Omit all pictures, then retype the data exactly as given.

######

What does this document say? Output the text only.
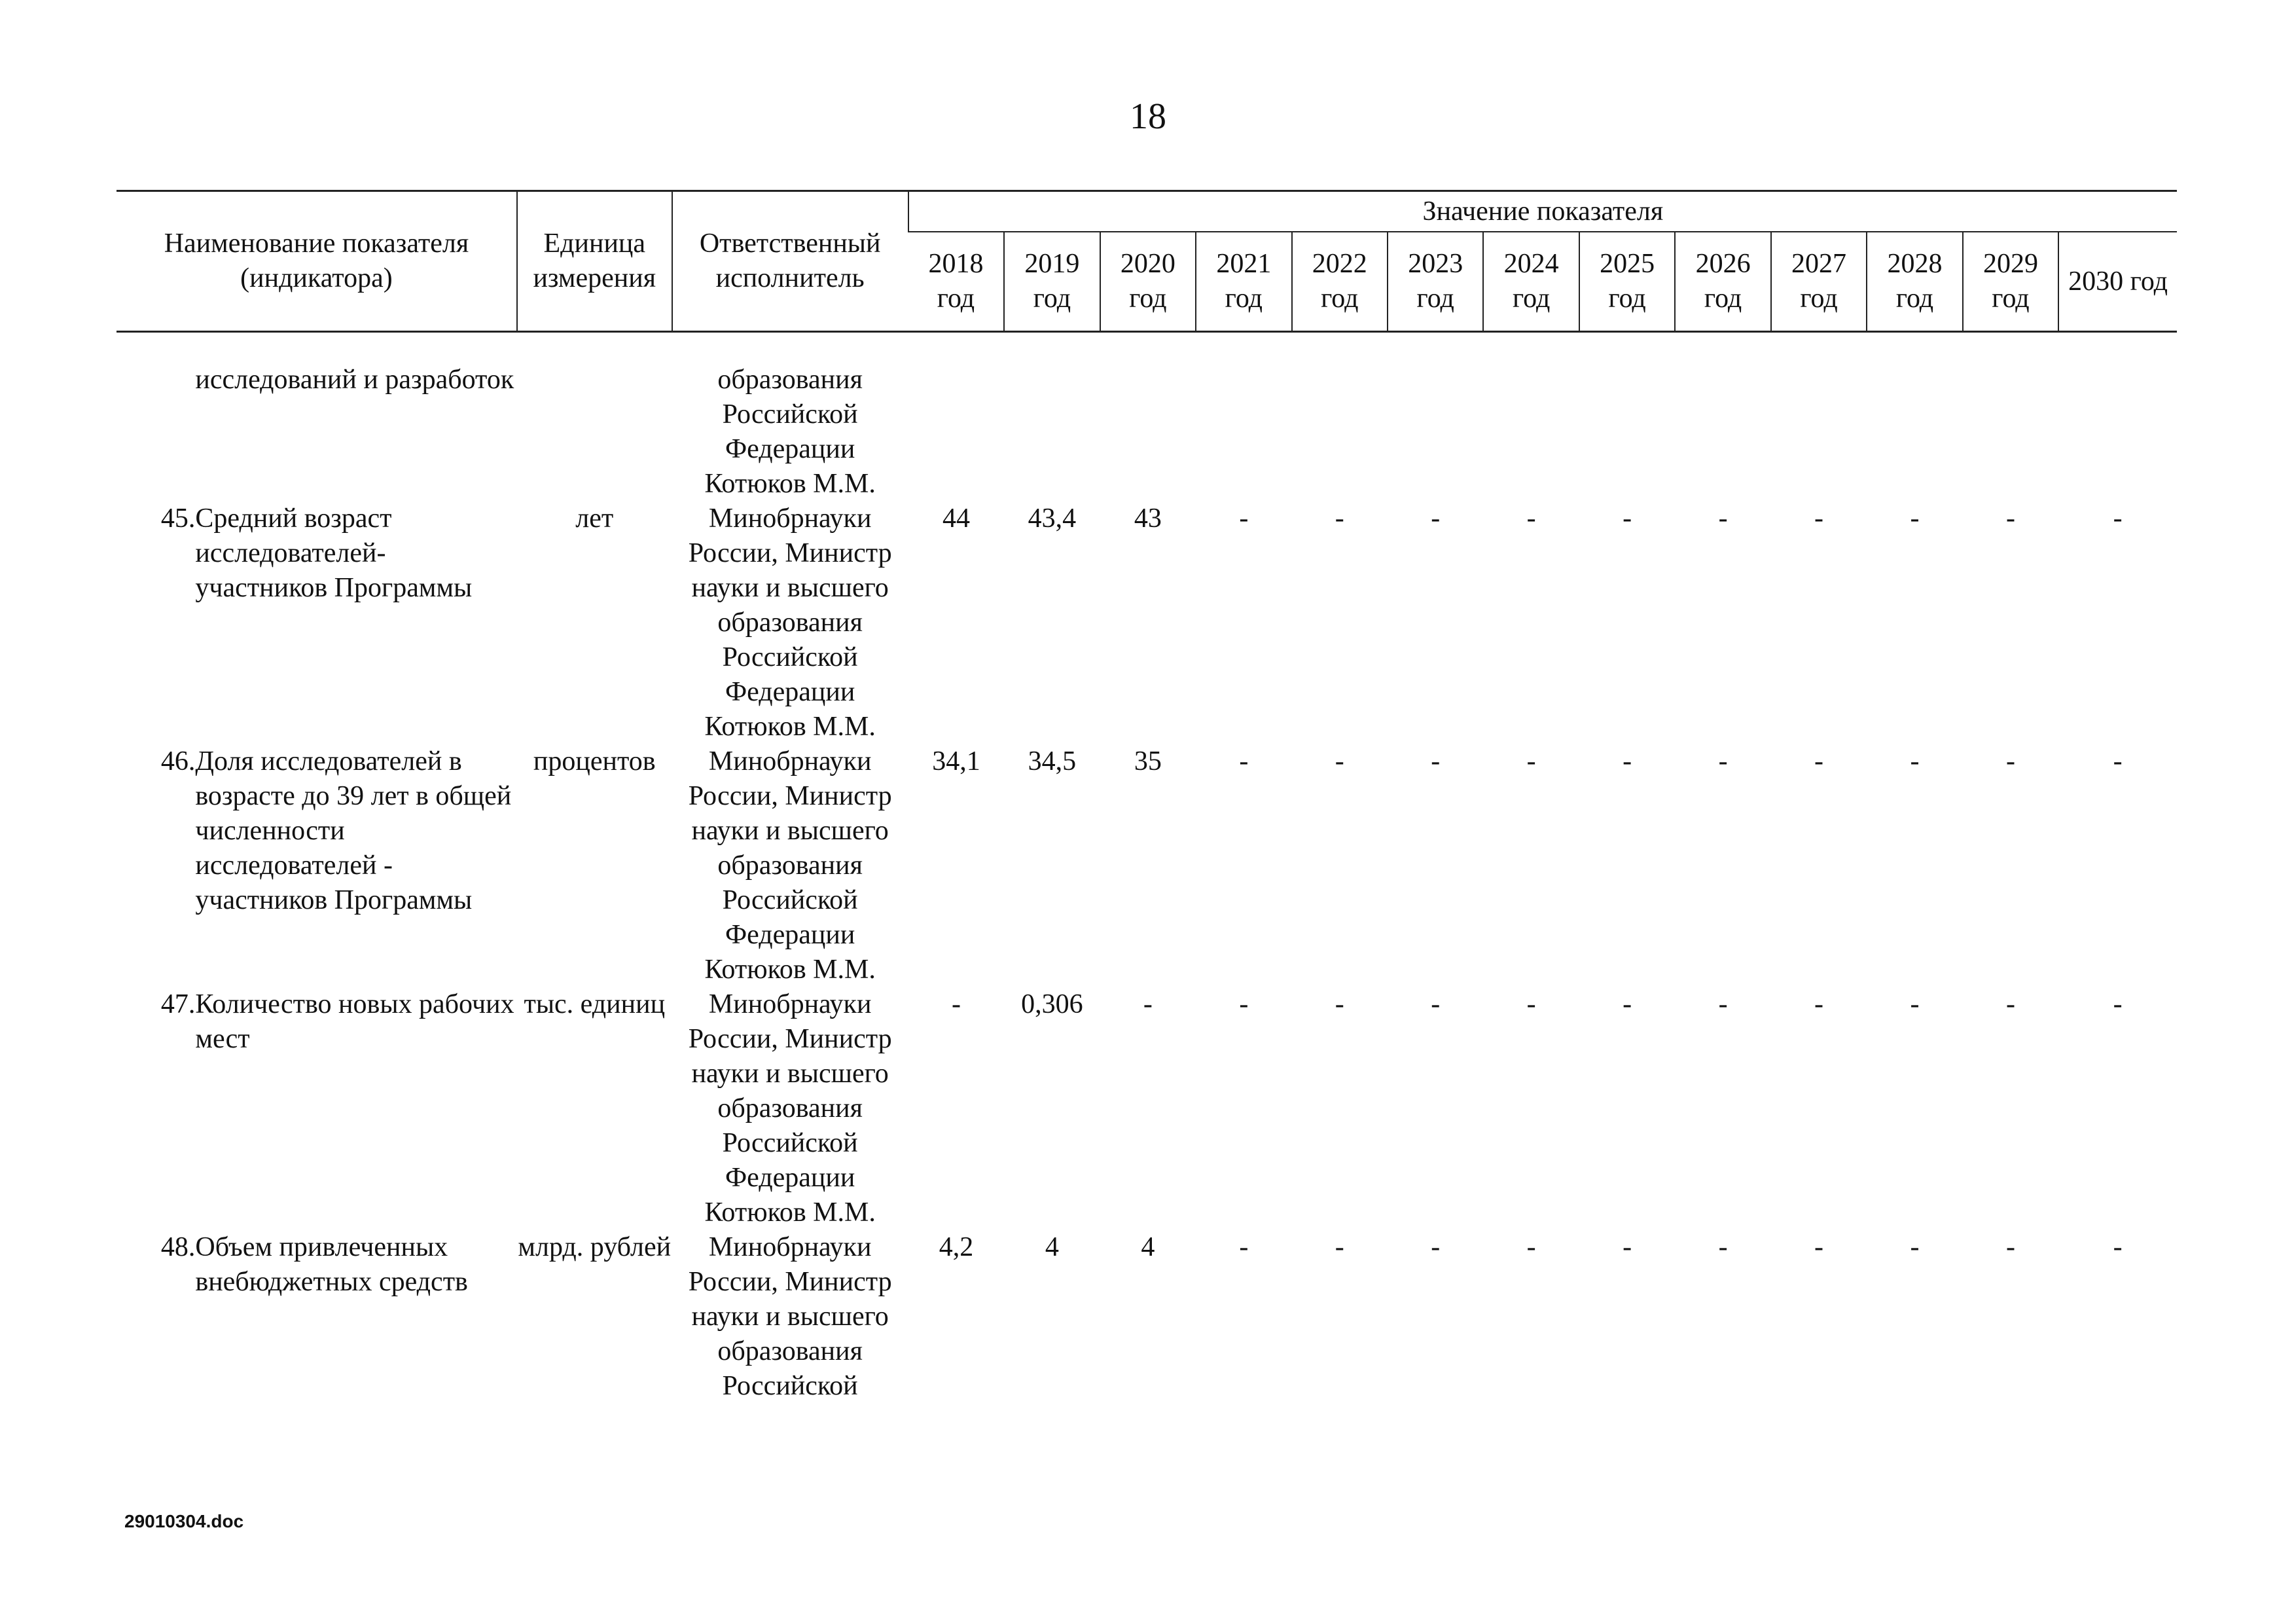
18
Наименование показателя (индикатора)		Единица измерения	Ответственный исполнитель	Значение показателя												
				2018 год	2019 год	2020 год	2021 год	2022 год	2023 год	2024 год	2025 год	2026 год	2027 год	2028 год	2029 год	2030 год

	исследований и разработок		образования Российской Федерации Котюков М.М.													
45.	Средний возраст исследователей-участников Программы	лет	Минобрнауки России, Министр науки и высшего образования Российской Федерации Котюков М.М.	44	43,4	43	-	-	-	-	-	-	-	-	-	-
46.	Доля исследователей в возрасте до 39 лет в общей численности исследователей - участников Программы	процентов	Минобрнауки России, Министр науки и высшего образования Российской Федерации Котюков М.М.	34,1	34,5	35	-	-	-	-	-	-	-	-	-	-
47.	Количество новых рабочих мест	тыс. единиц	Минобрнауки России, Министр науки и высшего образования Российской Федерации Котюков М.М.	-	0,306	-	-	-	-	-	-	-	-	-	-	-
48.	Объем привлеченных внебюджетных средств	млрд. рублей	Минобрнауки России, Министр науки и высшего образования Российской	4,2	4	4	-	-	-	-	-	-	-	-	-	-
29010304.doc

######

§ **Response to the task**
What does this document say? Output the text only.
18
Наименование показателя (индикатора)		Единица измерения	Ответственный исполнитель	Значение показателя												
				2018 год	2019 год	2020 год	2021 год	2022 год	2023 год	2024 год	2025 год	2026 год	2027 год	2028 год	2029 год	2030 год

	исследований и разработок		образования Российской Федерации Котюков М.М.													
45.	Средний возраст исследователей-участников Программы	лет	Минобрнауки России, Министр науки и высшего образования Российской Федерации Котюков М.М.	44	43,4	43	-	-	-	-	-	-	-	-	-	-
46.	Доля исследователей в возрасте до 39 лет в общей численности исследователей - участников Программы	процентов	Минобрнауки России, Министр науки и высшего образования Российской Федерации Котюков М.М.	34,1	34,5	35	-	-	-	-	-	-	-	-	-	-
47.	Количество новых рабочих мест	тыс. единиц	Минобрнауки России, Министр науки и высшего образования Российской Федерации Котюков М.М.	-	0,306	-	-	-	-	-	-	-	-	-	-	-
48.	Объем привлеченных внебюджетных средств	млрд. рублей	Минобрнауки России, Министр науки и высшего образования Российской	4,2	4	4	-	-	-	-	-	-	-	-	-	-
29010304.doc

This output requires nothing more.